Collected data entries:
====================
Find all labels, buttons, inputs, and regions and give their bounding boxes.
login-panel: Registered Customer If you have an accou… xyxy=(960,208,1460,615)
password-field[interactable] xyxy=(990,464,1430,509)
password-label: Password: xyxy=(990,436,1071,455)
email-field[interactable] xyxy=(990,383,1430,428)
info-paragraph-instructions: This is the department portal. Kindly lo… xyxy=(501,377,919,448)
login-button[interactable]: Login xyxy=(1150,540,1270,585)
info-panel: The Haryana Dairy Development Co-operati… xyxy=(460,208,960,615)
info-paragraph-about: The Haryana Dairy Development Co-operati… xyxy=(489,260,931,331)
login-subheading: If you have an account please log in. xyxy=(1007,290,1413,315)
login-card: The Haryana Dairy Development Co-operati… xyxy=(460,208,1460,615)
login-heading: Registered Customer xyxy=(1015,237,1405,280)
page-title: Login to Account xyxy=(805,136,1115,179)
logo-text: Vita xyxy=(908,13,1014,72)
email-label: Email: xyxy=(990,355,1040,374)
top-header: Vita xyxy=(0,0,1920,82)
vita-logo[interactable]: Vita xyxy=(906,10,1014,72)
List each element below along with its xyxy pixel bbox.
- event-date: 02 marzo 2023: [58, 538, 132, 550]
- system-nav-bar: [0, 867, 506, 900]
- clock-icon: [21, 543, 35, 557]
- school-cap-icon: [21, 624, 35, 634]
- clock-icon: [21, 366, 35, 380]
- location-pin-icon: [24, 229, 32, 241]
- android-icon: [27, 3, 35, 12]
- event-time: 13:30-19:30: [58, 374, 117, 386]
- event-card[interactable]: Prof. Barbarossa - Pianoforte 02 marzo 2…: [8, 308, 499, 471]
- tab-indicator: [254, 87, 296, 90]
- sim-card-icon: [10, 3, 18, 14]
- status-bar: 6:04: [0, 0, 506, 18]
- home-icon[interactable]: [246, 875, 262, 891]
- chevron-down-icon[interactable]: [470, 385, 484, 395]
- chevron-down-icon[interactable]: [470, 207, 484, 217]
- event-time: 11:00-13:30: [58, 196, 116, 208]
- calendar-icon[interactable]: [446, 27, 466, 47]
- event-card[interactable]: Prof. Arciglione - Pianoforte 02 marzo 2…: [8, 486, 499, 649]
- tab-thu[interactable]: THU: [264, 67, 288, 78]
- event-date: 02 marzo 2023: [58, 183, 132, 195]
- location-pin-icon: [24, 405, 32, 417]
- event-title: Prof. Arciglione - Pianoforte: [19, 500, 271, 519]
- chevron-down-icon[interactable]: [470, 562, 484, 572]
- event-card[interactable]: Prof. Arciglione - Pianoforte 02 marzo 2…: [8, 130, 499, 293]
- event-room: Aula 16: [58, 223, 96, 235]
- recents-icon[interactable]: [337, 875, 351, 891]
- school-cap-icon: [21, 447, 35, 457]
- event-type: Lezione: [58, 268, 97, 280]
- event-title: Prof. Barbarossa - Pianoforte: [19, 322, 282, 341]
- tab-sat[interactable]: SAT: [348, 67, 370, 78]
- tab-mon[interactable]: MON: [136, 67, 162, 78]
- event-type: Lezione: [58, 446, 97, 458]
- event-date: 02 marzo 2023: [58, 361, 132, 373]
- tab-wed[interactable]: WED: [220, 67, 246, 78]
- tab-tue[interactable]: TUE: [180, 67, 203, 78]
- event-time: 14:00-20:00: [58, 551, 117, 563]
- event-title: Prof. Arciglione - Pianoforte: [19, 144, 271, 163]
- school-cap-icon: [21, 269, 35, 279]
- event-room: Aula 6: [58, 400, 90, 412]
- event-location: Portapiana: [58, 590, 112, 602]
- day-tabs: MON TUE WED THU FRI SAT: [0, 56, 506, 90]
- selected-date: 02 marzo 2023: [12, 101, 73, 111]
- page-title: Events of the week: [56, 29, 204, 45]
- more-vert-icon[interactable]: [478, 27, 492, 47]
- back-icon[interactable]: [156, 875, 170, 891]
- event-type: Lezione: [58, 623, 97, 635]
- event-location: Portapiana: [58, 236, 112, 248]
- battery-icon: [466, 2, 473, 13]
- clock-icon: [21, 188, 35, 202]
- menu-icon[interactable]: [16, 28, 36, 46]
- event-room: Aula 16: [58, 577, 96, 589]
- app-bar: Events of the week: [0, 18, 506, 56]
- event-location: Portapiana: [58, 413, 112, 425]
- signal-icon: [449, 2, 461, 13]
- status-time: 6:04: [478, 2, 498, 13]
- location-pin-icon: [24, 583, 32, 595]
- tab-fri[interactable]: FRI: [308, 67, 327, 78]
====================
= WHAT TO WORK ON =
Collect each line of the listing above that contains the string "paragraph".

= ANSWER TO THE PROBLEM =
info-paragraph-instructions: This is the department portal. Kindly lo… xyxy=(501,377,919,448)
info-paragraph-about: The Haryana Dairy Development Co-operati… xyxy=(489,260,931,331)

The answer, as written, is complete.